# START OF Supplied records

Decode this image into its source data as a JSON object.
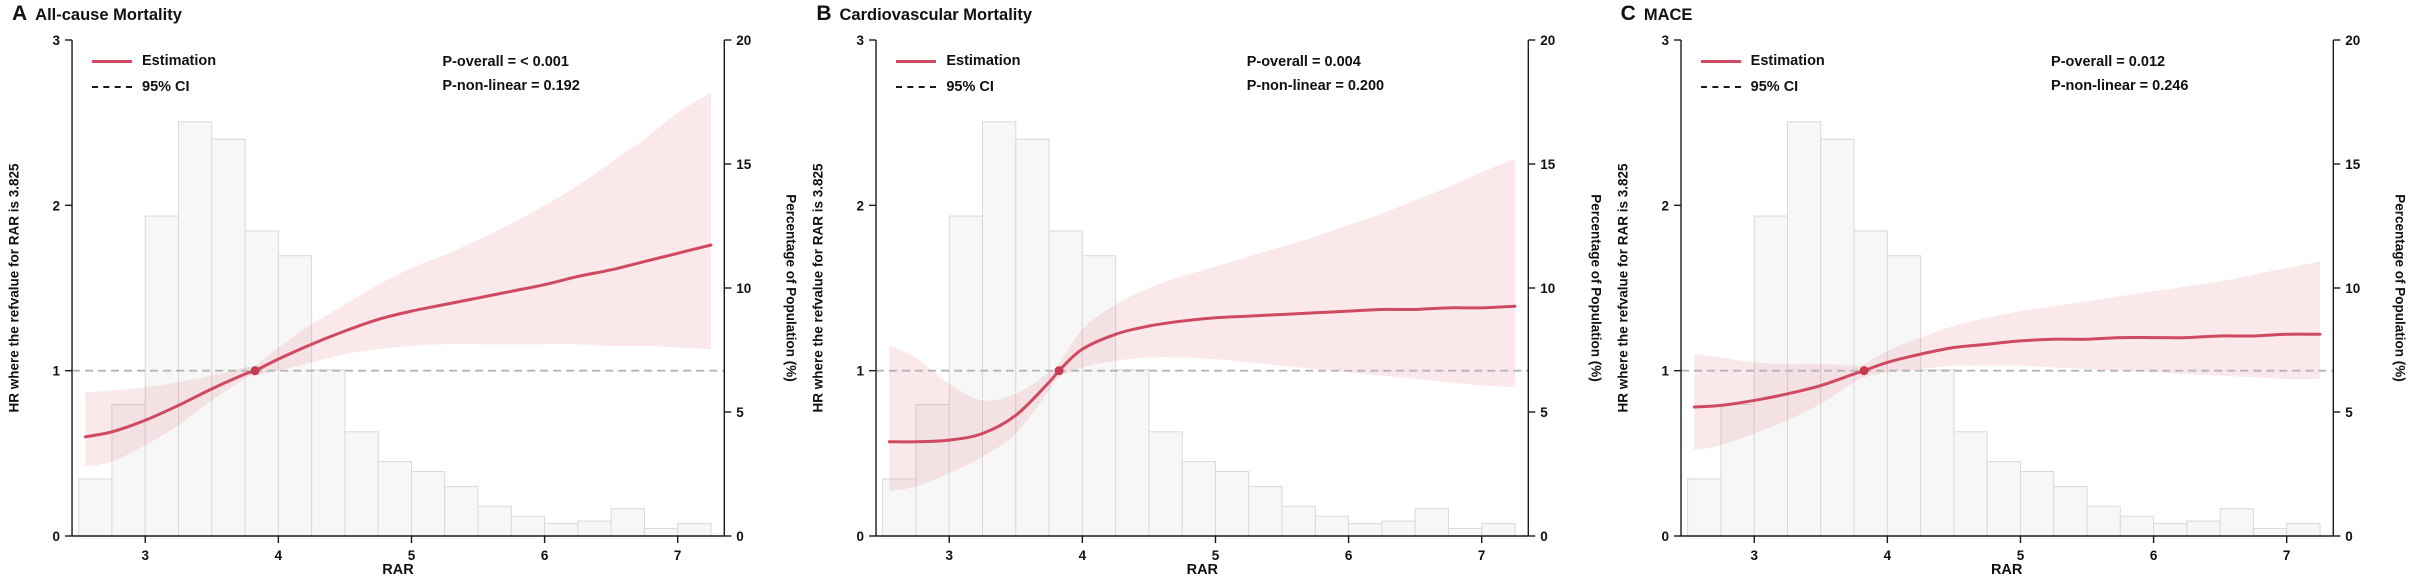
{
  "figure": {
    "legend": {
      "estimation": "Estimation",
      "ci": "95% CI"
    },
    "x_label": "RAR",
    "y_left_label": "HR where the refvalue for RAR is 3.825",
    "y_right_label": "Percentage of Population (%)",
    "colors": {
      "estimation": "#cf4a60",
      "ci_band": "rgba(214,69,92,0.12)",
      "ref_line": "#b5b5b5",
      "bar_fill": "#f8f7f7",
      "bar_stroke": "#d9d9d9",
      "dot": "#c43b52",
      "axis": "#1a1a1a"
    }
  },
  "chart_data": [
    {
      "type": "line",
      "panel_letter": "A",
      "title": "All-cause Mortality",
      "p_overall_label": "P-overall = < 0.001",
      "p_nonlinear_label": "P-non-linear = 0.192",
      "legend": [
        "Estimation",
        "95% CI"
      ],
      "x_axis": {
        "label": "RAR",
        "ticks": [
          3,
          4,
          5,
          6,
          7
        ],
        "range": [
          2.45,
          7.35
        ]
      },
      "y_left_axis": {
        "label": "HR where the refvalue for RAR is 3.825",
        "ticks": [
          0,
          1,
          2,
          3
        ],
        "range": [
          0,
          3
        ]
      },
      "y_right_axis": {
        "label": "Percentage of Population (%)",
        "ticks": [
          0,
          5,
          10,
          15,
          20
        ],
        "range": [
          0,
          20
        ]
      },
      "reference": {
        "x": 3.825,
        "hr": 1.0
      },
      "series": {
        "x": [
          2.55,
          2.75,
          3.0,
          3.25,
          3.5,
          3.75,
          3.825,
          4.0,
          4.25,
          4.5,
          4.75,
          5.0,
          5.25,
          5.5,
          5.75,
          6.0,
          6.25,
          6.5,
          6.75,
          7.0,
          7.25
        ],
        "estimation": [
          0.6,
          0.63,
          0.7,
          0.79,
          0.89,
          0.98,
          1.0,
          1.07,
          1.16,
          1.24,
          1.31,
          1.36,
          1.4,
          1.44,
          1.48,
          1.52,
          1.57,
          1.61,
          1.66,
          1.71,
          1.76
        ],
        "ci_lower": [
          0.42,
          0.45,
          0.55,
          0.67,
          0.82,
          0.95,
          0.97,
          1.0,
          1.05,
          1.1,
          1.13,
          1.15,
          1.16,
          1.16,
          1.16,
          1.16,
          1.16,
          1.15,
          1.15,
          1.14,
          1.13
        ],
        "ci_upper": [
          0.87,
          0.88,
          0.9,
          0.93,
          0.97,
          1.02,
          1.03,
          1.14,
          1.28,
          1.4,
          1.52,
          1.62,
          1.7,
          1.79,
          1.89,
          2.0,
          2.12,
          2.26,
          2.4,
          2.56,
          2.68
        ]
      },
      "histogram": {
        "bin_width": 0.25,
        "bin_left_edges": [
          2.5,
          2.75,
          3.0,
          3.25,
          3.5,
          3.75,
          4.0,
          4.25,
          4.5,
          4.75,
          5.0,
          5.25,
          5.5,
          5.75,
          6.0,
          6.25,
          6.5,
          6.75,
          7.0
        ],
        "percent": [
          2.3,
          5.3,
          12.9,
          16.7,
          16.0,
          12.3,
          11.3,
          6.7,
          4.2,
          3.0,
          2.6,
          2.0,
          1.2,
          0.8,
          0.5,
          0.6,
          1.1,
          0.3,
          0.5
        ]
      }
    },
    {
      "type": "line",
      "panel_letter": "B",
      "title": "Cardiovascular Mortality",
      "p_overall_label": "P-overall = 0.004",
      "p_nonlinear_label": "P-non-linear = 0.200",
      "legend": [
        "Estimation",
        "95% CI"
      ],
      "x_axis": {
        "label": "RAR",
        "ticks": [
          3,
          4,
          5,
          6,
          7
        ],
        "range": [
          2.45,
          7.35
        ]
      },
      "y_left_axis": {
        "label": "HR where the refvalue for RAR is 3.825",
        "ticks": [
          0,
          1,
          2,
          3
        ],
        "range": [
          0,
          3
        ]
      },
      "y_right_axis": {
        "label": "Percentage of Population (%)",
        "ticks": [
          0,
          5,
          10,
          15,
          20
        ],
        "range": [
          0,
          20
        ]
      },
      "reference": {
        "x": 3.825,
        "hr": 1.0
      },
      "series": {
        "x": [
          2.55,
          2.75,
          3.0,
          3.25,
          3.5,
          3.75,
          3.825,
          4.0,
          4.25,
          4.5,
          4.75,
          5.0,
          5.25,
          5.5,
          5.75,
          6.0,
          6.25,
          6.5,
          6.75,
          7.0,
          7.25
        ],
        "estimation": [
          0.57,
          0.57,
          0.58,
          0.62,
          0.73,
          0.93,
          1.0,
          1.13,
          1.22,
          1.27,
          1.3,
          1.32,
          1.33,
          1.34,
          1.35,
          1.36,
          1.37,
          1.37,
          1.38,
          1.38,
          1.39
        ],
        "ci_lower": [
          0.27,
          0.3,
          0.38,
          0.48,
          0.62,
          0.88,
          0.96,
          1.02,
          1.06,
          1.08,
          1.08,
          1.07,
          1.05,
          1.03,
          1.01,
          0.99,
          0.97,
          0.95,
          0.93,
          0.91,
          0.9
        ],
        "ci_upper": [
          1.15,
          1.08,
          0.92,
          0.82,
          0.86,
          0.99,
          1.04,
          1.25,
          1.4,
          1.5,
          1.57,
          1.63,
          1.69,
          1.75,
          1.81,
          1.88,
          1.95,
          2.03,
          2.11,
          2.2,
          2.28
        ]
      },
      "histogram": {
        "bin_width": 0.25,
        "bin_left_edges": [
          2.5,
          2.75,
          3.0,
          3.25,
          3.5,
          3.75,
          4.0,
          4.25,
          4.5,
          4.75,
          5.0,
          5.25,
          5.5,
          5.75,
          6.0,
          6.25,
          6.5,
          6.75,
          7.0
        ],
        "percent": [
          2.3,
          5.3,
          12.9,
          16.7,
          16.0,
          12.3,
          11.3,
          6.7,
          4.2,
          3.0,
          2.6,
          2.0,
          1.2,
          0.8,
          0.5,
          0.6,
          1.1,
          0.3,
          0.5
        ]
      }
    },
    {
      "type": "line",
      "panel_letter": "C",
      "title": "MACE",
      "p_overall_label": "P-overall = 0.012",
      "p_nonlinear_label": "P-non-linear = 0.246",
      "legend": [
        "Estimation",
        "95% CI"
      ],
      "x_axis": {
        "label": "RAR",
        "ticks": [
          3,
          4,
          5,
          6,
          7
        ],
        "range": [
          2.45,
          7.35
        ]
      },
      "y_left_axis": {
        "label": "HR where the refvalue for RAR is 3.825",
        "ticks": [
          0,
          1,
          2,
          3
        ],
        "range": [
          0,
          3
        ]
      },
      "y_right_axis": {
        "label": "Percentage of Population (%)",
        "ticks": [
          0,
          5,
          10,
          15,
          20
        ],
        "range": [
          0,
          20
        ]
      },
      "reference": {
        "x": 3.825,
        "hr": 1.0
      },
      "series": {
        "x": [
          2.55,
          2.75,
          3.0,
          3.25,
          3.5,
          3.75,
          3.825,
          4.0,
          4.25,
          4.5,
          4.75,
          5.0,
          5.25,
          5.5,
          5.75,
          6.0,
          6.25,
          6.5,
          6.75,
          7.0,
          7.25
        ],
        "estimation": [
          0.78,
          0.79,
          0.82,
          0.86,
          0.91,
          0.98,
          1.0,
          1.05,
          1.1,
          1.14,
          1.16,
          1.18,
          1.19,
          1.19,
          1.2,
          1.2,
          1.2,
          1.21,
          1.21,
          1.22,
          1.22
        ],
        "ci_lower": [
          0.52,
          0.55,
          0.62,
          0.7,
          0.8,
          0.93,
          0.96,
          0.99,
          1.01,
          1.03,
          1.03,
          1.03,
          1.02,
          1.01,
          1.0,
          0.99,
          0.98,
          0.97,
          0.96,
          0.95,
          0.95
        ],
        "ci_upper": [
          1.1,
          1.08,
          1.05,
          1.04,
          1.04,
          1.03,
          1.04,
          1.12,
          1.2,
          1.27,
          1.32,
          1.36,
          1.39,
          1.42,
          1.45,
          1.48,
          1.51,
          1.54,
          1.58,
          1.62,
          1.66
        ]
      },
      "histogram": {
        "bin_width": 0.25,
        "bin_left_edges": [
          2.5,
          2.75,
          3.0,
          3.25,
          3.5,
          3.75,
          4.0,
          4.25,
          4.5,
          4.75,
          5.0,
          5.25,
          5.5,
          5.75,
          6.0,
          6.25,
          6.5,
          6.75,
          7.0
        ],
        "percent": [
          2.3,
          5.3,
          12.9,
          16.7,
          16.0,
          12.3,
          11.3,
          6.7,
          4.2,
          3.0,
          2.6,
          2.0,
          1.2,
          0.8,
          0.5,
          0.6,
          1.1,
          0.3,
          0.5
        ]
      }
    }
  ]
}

# END OF Supplied records

- **What is asked**
Out of the material above, gather each line where "linear" appears.

- **Response to this task**
      "p_nonlinear_label": "P-non-linear = 0.192",
      "p_nonlinear_label": "P-non-linear = 0.200",
      "p_nonlinear_label": "P-non-linear = 0.246",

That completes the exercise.